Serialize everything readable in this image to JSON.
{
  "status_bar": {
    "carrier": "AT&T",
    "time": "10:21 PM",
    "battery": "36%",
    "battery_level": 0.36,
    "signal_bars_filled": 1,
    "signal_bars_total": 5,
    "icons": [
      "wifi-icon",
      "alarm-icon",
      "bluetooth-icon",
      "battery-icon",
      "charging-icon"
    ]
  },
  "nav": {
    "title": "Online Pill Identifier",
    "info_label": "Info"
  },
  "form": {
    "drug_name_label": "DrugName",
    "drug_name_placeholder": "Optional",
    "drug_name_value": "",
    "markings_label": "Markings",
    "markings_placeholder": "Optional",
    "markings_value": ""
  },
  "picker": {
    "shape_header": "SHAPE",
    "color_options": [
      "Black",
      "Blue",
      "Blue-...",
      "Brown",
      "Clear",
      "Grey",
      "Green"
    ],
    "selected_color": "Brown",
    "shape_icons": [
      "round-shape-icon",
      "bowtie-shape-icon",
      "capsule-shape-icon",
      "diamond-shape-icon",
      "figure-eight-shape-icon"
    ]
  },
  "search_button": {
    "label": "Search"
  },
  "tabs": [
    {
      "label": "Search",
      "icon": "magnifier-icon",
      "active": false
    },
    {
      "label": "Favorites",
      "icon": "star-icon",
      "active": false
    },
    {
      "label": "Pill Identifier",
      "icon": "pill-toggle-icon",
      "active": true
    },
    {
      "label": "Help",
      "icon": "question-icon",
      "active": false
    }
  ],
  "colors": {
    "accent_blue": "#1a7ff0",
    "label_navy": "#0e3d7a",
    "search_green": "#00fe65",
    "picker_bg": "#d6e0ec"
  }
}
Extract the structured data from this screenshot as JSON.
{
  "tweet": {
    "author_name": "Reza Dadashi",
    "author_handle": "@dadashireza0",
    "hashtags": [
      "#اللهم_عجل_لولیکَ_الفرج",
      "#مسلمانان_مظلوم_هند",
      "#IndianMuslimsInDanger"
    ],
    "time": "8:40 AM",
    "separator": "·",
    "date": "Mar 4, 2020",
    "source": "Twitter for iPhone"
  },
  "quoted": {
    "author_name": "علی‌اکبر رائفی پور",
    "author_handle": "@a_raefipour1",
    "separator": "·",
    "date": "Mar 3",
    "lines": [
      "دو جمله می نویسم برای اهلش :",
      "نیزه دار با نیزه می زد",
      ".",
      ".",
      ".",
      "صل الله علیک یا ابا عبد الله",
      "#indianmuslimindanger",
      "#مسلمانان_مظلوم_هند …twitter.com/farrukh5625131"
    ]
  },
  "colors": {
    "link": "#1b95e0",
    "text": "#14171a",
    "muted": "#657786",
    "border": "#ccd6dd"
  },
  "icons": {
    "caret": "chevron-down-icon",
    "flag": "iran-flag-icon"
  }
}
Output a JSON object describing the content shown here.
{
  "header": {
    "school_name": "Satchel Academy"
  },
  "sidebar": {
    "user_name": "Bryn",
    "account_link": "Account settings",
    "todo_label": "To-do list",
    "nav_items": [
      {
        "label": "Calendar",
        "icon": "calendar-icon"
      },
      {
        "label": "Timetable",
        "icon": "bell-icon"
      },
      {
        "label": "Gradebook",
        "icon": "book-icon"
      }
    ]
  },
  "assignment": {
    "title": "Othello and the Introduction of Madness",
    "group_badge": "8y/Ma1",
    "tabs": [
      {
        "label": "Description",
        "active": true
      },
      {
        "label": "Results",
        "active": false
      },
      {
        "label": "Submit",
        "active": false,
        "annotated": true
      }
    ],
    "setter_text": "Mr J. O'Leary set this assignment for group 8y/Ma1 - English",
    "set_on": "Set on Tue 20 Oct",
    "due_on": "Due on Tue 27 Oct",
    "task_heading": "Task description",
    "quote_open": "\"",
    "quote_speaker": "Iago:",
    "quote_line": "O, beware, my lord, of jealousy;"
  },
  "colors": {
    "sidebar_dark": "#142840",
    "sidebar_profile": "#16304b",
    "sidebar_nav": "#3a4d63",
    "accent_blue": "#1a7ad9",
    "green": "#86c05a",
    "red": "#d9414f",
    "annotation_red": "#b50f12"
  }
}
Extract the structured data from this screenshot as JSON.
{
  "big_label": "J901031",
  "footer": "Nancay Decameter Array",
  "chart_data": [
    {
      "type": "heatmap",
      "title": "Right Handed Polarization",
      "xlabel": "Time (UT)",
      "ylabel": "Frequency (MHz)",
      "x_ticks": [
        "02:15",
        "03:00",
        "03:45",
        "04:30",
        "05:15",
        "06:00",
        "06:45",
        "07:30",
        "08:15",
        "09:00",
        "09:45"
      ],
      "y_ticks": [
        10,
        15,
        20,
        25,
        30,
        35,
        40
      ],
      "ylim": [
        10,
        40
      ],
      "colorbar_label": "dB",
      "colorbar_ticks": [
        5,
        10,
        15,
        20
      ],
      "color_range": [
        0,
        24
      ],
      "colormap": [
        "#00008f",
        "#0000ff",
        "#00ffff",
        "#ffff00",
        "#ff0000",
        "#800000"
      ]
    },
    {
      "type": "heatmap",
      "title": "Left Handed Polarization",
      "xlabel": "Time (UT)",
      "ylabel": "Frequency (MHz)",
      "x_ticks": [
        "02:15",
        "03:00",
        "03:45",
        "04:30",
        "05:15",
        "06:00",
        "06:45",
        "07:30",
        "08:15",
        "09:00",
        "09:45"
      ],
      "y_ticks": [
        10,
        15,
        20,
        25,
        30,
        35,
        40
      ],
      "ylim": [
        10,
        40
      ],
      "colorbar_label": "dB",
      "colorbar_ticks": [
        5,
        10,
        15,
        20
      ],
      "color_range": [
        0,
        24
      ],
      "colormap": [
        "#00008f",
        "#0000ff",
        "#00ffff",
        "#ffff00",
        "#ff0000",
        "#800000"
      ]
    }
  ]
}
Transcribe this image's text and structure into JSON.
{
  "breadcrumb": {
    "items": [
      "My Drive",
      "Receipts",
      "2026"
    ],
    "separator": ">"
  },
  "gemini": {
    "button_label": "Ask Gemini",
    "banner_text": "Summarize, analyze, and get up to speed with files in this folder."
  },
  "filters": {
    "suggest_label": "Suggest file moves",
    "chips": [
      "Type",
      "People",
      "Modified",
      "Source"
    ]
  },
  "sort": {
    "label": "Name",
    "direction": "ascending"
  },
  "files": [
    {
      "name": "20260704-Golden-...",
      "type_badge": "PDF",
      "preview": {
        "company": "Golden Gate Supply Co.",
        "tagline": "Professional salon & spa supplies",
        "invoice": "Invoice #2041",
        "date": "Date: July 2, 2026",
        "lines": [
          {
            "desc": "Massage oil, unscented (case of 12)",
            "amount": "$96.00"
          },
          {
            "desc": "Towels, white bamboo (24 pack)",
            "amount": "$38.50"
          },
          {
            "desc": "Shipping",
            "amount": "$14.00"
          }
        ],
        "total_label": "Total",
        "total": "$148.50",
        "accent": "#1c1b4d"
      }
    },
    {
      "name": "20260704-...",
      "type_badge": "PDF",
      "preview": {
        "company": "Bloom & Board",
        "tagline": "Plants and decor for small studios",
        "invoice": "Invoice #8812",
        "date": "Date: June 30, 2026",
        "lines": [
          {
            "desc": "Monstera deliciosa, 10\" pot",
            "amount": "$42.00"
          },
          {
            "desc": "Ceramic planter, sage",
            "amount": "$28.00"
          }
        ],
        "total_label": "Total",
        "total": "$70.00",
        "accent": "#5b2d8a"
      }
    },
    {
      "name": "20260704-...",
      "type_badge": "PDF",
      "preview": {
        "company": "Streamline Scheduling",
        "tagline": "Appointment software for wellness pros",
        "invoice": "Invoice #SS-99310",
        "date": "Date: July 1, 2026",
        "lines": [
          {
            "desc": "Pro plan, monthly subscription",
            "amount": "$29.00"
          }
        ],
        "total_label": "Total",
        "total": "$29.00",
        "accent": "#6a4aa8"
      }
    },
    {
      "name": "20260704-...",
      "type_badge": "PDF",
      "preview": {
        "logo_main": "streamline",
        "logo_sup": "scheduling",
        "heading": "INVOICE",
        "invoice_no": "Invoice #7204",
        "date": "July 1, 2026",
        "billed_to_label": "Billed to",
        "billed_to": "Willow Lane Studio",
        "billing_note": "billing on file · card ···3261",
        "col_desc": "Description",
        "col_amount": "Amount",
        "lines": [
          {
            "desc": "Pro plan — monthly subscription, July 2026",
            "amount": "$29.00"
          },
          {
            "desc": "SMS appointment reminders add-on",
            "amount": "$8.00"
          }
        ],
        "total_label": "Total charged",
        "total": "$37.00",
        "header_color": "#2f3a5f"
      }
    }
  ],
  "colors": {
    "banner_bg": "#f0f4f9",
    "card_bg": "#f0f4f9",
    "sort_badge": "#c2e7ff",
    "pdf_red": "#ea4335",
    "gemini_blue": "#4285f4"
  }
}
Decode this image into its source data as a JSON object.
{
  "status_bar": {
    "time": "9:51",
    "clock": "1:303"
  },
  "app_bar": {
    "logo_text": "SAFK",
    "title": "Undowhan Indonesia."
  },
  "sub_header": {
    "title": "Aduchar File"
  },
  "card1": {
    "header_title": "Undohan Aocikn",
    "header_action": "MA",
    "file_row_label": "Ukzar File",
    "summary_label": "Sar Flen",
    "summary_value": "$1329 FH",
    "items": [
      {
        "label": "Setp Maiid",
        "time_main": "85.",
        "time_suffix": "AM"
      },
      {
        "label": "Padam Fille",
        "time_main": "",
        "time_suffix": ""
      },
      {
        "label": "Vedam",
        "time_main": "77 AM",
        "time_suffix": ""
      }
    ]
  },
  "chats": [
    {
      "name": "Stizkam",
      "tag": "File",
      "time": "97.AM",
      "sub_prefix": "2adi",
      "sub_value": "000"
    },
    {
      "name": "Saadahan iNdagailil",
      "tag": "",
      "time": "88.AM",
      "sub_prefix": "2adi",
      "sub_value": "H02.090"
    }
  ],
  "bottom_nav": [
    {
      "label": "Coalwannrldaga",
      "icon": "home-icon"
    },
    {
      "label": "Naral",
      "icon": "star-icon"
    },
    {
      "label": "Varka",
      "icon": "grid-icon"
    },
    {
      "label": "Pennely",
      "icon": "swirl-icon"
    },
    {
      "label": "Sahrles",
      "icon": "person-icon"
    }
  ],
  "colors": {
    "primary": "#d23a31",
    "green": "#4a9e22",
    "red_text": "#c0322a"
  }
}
══════════════════════════════
Set problem: Identify the lines that contain the string "subscription", and copy every one of them.

Task solution:
            "desc": "Pro plan, monthly subscription",
            "desc": "Pro plan — monthly subscription, July 2026",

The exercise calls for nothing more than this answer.